Items:

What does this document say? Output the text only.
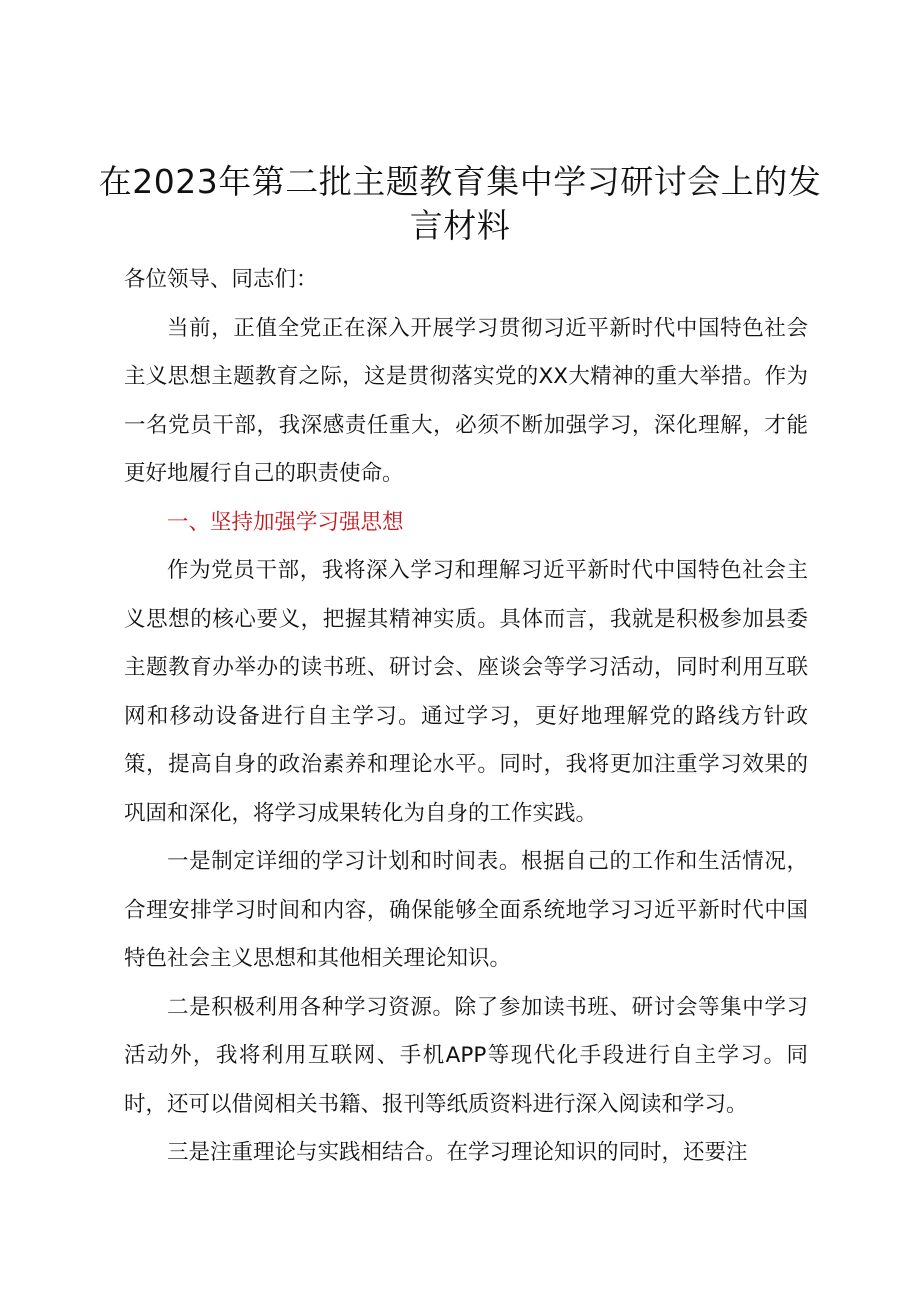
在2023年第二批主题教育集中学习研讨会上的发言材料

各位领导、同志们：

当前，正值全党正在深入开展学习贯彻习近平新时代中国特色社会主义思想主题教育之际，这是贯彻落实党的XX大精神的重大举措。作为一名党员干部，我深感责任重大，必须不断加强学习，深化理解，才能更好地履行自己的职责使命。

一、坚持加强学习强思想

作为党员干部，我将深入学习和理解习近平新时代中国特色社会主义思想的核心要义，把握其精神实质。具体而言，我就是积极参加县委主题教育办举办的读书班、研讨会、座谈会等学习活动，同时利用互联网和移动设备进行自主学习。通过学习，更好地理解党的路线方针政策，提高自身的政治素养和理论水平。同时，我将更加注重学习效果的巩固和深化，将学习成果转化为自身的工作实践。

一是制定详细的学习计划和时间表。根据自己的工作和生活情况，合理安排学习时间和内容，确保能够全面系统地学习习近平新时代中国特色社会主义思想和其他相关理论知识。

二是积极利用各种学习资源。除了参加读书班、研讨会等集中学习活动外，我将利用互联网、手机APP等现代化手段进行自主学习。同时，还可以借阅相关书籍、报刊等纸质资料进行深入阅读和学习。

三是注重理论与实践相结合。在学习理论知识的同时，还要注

Description of the task: Make a verbatim copy of all the entries and strip out the pictures.

Correct output:
What does this document say? Output the text only.
在2023年第二批主题教育集中学习研讨会上的发言材料

各位领导、同志们：

当前，正值全党正在深入开展学习贯彻习近平新时代中国特色社会主义思想主题教育之际，这是贯彻落实党的XX大精神的重大举措。作为一名党员干部，我深感责任重大，必须不断加强学习，深化理解，才能更好地履行自己的职责使命。

一、坚持加强学习强思想

作为党员干部，我将深入学习和理解习近平新时代中国特色社会主义思想的核心要义，把握其精神实质。具体而言，我就是积极参加县委主题教育办举办的读书班、研讨会、座谈会等学习活动，同时利用互联网和移动设备进行自主学习。通过学习，更好地理解党的路线方针政策，提高自身的政治素养和理论水平。同时，我将更加注重学习效果的巩固和深化，将学习成果转化为自身的工作实践。

一是制定详细的学习计划和时间表。根据自己的工作和生活情况，合理安排学习时间和内容，确保能够全面系统地学习习近平新时代中国特色社会主义思想和其他相关理论知识。

二是积极利用各种学习资源。除了参加读书班、研讨会等集中学习活动外，我将利用互联网、手机APP等现代化手段进行自主学习。同时，还可以借阅相关书籍、报刊等纸质资料进行深入阅读和学习。

三是注重理论与实践相结合。在学习理论知识的同时，还要注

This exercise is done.